» Problem to solve:
Repeat the data that follows, word for word, without the images.

Dataset excerpt:
((

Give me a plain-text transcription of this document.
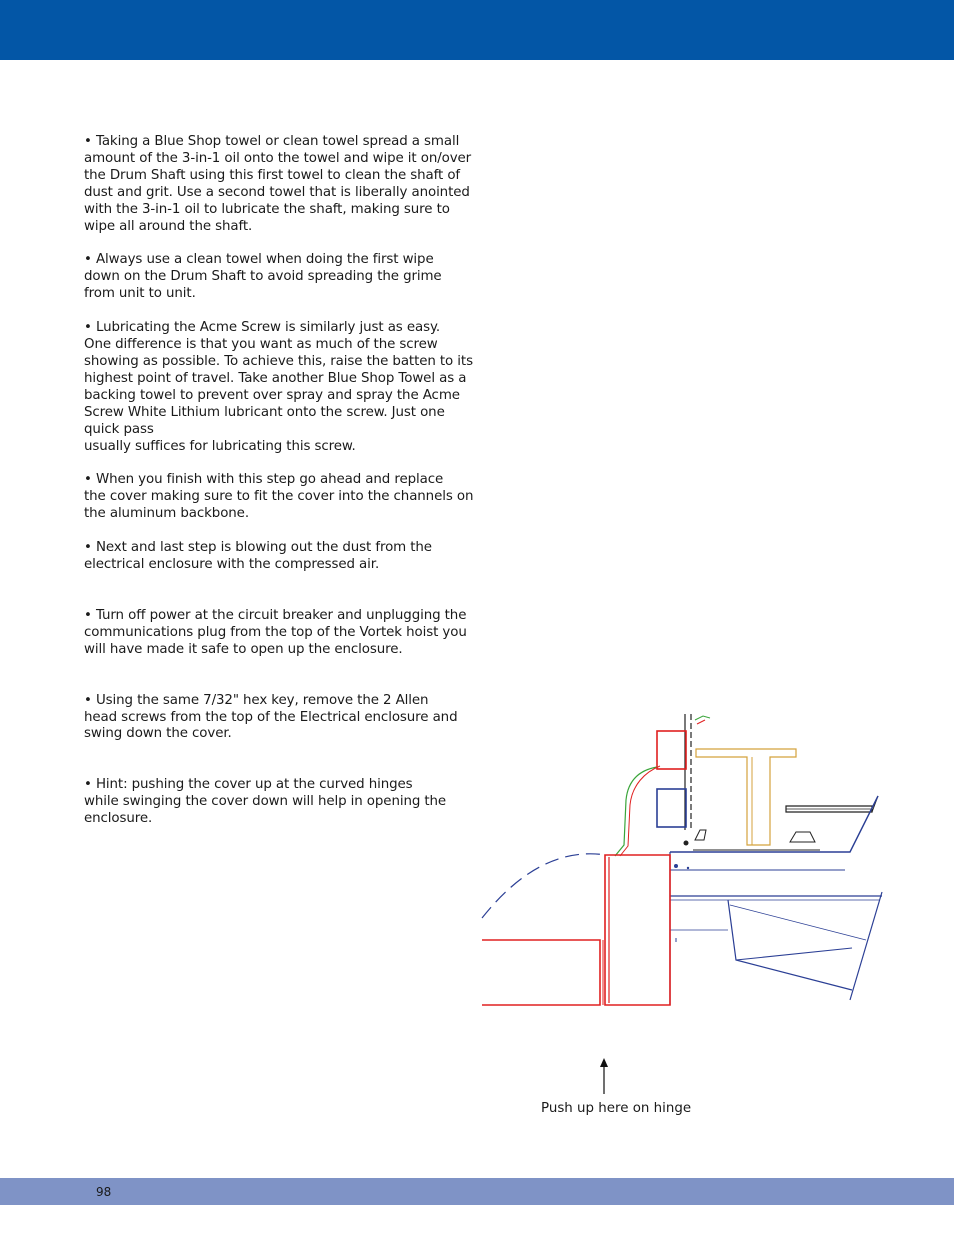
• Taking a Blue Shop towel or clean towel spread a small
amount of the 3-in-1 oil onto the towel and wipe it on/over
the Drum Shaft using this first towel to clean the shaft of
dust and grit. Use a second towel that is liberally anointed
with the 3-in-1 oil to lubricate the shaft, making sure to
wipe all around the shaft.

• Always use a clean towel when doing the first wipe
down on the Drum Shaft to avoid spreading the grime
from unit to unit.

• Lubricating the Acme Screw is similarly just as easy.
One difference is that you want as much of the screw
showing as possible. To achieve this, raise the batten to its
highest point of travel. Take another Blue Shop Towel as a
backing towel to prevent over spray and spray the Acme
Screw White Lithium lubricant onto the screw. Just one quick pass
usually suffices for lubricating this screw.

• When you finish with this step go ahead and replace
the cover making sure to fit the cover into the channels on
the aluminum backbone.

• Next and last step is blowing out the dust from the
electrical enclosure with the compressed air.

• Turn off power at the circuit breaker and unplugging the
communications plug from the top of the Vortek hoist you
will have made it safe to open up the enclosure.

• Using the same 7/32" hex key, remove the 2 Allen
head screws from the top of the Electrical enclosure and
swing down the cover.

• Hint: pushing the cover up at the curved hinges
while swinging the cover down will help in opening the
enclosure.

Push up here on hinge
98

))

» Answer to this problem:
Give me a plain-text transcription of this document.
• Taking a Blue Shop towel or clean towel spread a small
amount of the 3-in-1 oil onto the towel and wipe it on/over
the Drum Shaft using this first towel to clean the shaft of
dust and grit. Use a second towel that is liberally anointed
with the 3-in-1 oil to lubricate the shaft, making sure to
wipe all around the shaft.

• Always use a clean towel when doing the first wipe
down on the Drum Shaft to avoid spreading the grime
from unit to unit.

• Lubricating the Acme Screw is similarly just as easy.
One difference is that you want as much of the screw
showing as possible. To achieve this, raise the batten to its
highest point of travel. Take another Blue Shop Towel as a
backing towel to prevent over spray and spray the Acme
Screw White Lithium lubricant onto the screw. Just one quick pass
usually suffices for lubricating this screw.

• When you finish with this step go ahead and replace
the cover making sure to fit the cover into the channels on
the aluminum backbone.

• Next and last step is blowing out the dust from the
electrical enclosure with the compressed air.

• Turn off power at the circuit breaker and unplugging the
communications plug from the top of the Vortek hoist you
will have made it safe to open up the enclosure.

• Using the same 7/32" hex key, remove the 2 Allen
head screws from the top of the Electrical enclosure and
swing down the cover.

• Hint: pushing the cover up at the curved hinges
while swinging the cover down will help in opening the
enclosure.

Push up here on hinge
98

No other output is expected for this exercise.